# [EXERCISE DETAILS]
Identify each line in the records below that contains the word "text", and copy it.

# [ENTRIES]
- - -

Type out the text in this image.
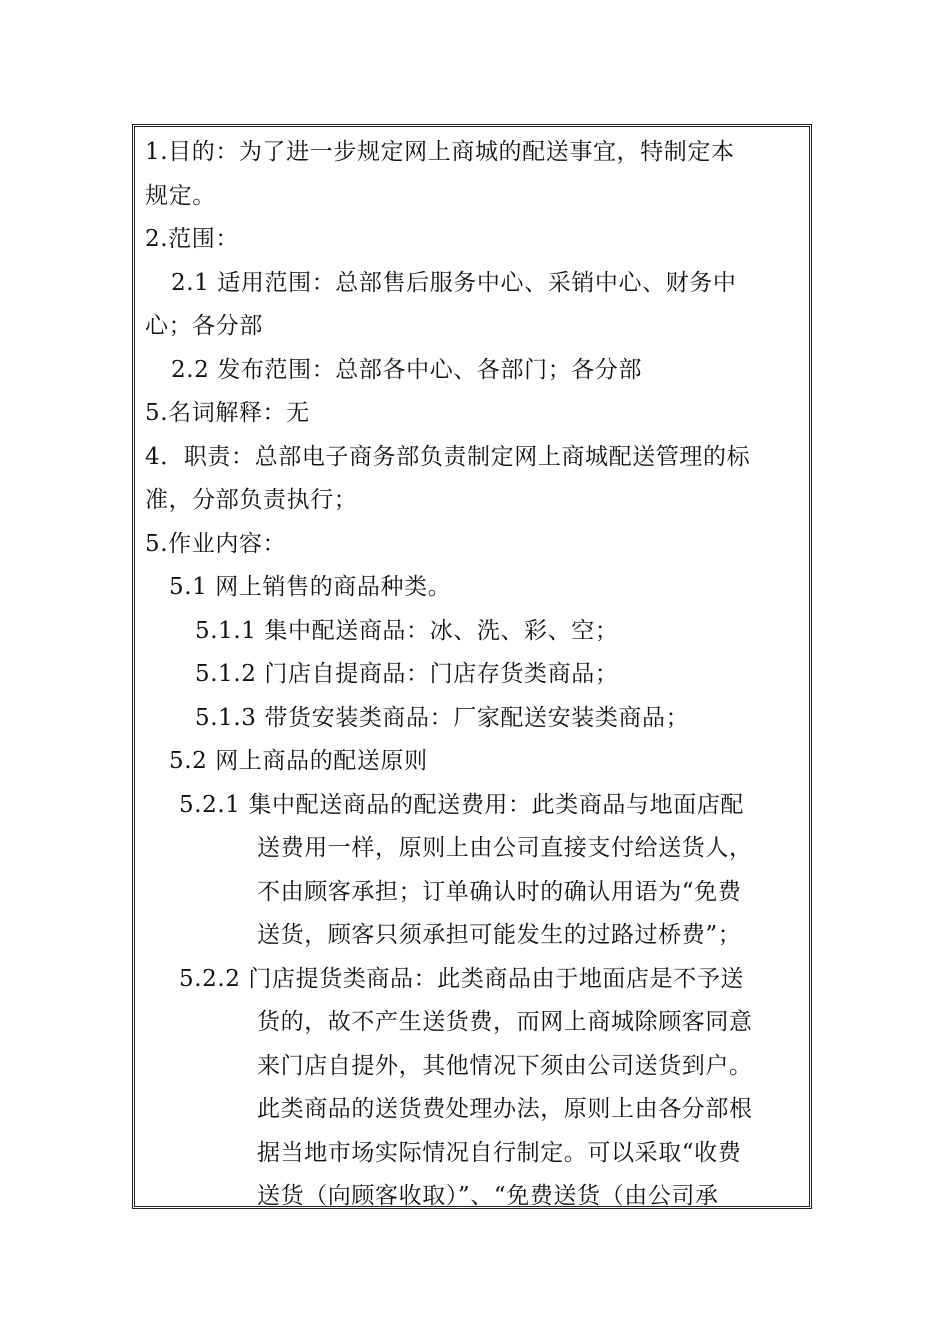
1.目的：为了进一步规定网上商城的配送事宜，特制定本
规定。
2.范围：
2.1 适用范围：总部售后服务中心、采销中心、财务中
心；各分部
2.2 发布范围：总部各中心、各部门；各分部
5.名词解释：无
4．职责：总部电子商务部负责制定网上商城配送管理的标
准，分部负责执行；
5.作业内容：
5.1 网上销售的商品种类。
5.1.1 集中配送商品：冰、洗、彩、空；
5.1.2 门店自提商品：门店存货类商品；
5.1.3 带货安装类商品：厂家配送安装类商品；
5.2 网上商品的配送原则
5.2.1 集中配送商品的配送费用：此类商品与地面店配
送费用一样，原则上由公司直接支付给送货人，
不由顾客承担；订单确认时的确认用语为“免费
送货，顾客只须承担可能发生的过路过桥费”；
5.2.2 门店提货类商品：此类商品由于地面店是不予送
货的，故不产生送货费，而网上商城除顾客同意
来门店自提外，其他情况下须由公司送货到户。
此类商品的送货费处理办法，原则上由各分部根
据当地市场实际情况自行制定。可以采取“收费
送货（向顾客收取）”、“免费送货（由公司承
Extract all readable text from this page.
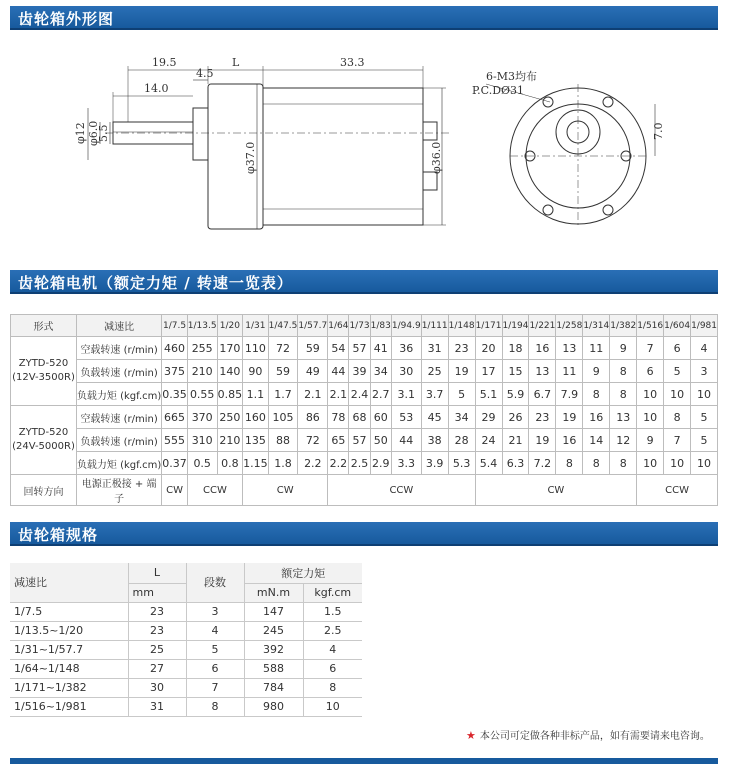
齿轮箱外形图
19.5
4.5
L	33.3
14.0
φ12 φ6.0
5.5
φ37.0	φ36.0
6-M3均布
P.C.DØ31
7.0
齿轮箱电机（额定力矩 / 转速一览表）
形式	减速比	1/7.5	1/13.5	1/20	1/31	1/47.5	1/57.7	1/64	1/73	1/83	1/94.9	1/111	1/148	1/171	1/194	1/221	1/258	1/314	1/382	1/516	1/604	1/981
ZYTD-520
(12V-3500R)	空载转速 (r/min)	460	255	170	110	72	59	54	57	41	36	31	23	20	18	16	13	11	9	7	6	4
	负载转速 (r/min)	375	210	140	90	59	49	44	39	34	30	25	19	17	15	13	11	9	8	6	5	3
	负载力矩 (kgf.cm)	0.35	0.55	0.85	1.1	1.7	2.1	2.1	2.4	2.7	3.1	3.7	5	5.1	5.9	6.7	7.9	8	8	10	10	10
ZYTD-520
(24V-5000R)	空载转速 (r/min)	665	370	250	160	105	86	78	68	60	53	45	34	29	26	23	19	16	13	10	8	5
	负载转速 (r/min)	555	310	210	135	88	72	65	57	50	44	38	28	24	21	19	16	14	12	9	7	5
	负载力矩 (kgf.cm)	0.37	0.5	0.8	1.15	1.8	2.2	2.2	2.5	2.9	3.3	3.9	5.3	5.4	6.3	7.2	8	8	8	10	10	10
回转方向	电源正极接 + 端子	CW	CCW		CW			CCW						CW						CCW		
齿轮箱规格
减速比	L	段数	额定力矩	
	mm		mN.m	kgf.cm
1/7.5	23	3	147	1.5
1/13.5~1/20	23	4	245	2.5
1/31~1/57.7	25	5	392	4
1/64~1/148	27	6	588	6
1/171~1/382	30	7	784	8
1/516~1/981	31	8	980	10
★ 本公司可定做各种非标产品，如有需要请来电咨询。
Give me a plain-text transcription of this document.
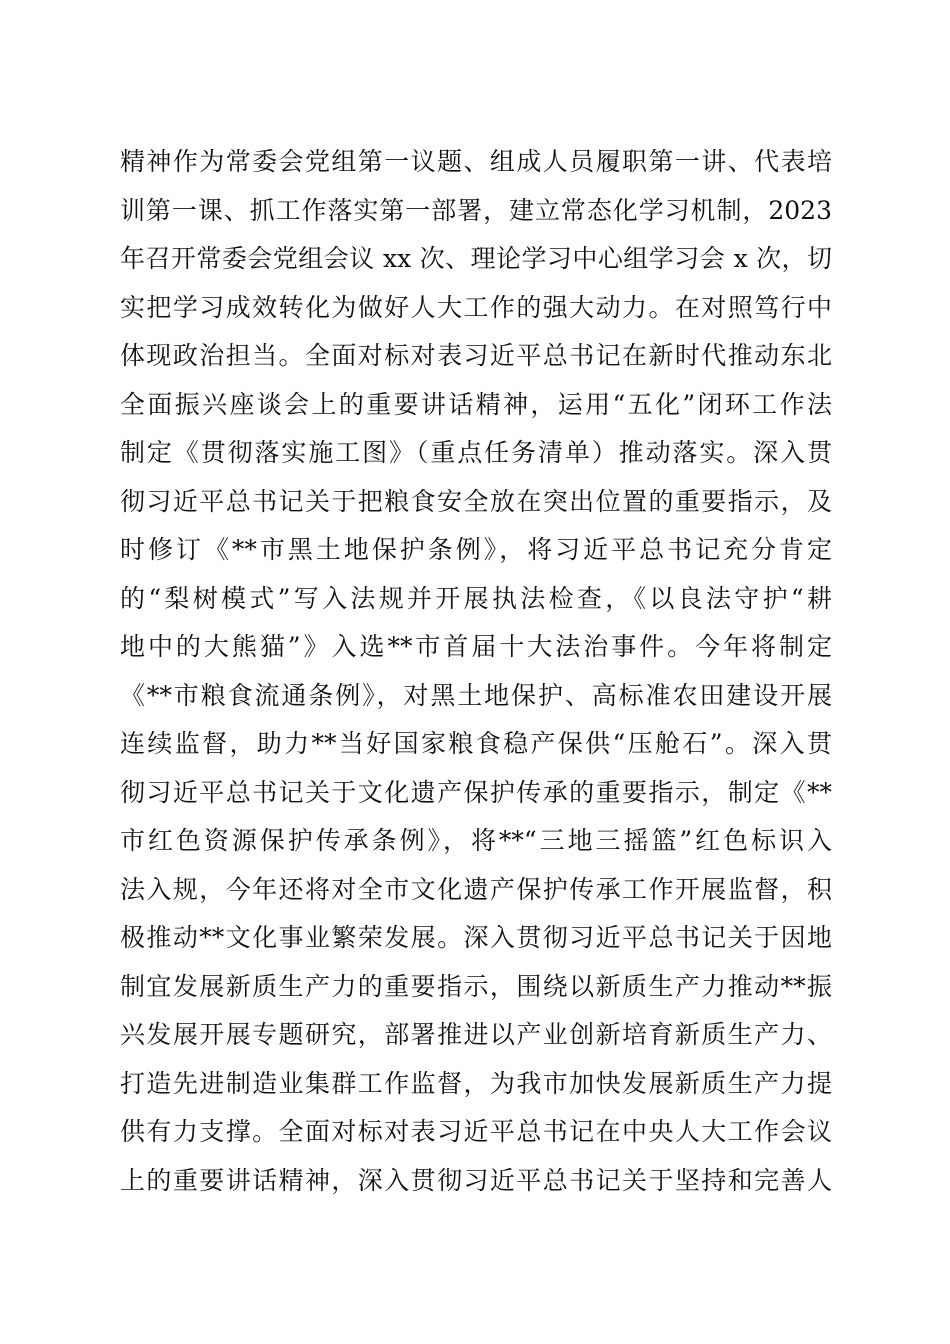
精神作为常委会党组第一议题、组成人员履职第一讲、代表培
训第一课、抓工作落实第一部署，建立常态化学习机制，2023
年召开常委会党组会议 xx 次、理论学习中心组学习会 x 次，切
实把学习成效转化为做好人大工作的强大动力。在对照笃行中
体现政治担当。全面对标对表习近平总书记在新时代推动东北
全面振兴座谈会上的重要讲话精神，运用“五化”闭环工作法
制定《贯彻落实施工图》（重点任务清单）推动落实。深入贯
彻习近平总书记关于把粮食安全放在突出位置的重要指示，及
时修订《**市黑土地保护条例》，将习近平总书记充分肯定
的“梨树模式”写入法规并开展执法检查，《以良法守护“耕
地中的大熊猫”》入选**市首届十大法治事件。今年将制定
《**市粮食流通条例》，对黑土地保护、高标准农田建设开展
连续监督，助力**当好国家粮食稳产保供“压舱石”。深入贯
彻习近平总书记关于文化遗产保护传承的重要指示，制定《**
市红色资源保护传承条例》，将**“三地三摇篮”红色标识入
法入规，今年还将对全市文化遗产保护传承工作开展监督，积
极推动**文化事业繁荣发展。深入贯彻习近平总书记关于因地
制宜发展新质生产力的重要指示，围绕以新质生产力推动**振
兴发展开展专题研究，部署推进以产业创新培育新质生产力、
打造先进制造业集群工作监督，为我市加快发展新质生产力提
供有力支撑。全面对标对表习近平总书记在中央人大工作会议
上的重要讲话精神，深入贯彻习近平总书记关于坚持和完善人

- - -

# [SOLUTION TO THIS PROBLEM]
Type out the text in this image.
Extract all readable text from this page.
Give me a plain-text transcription of this document.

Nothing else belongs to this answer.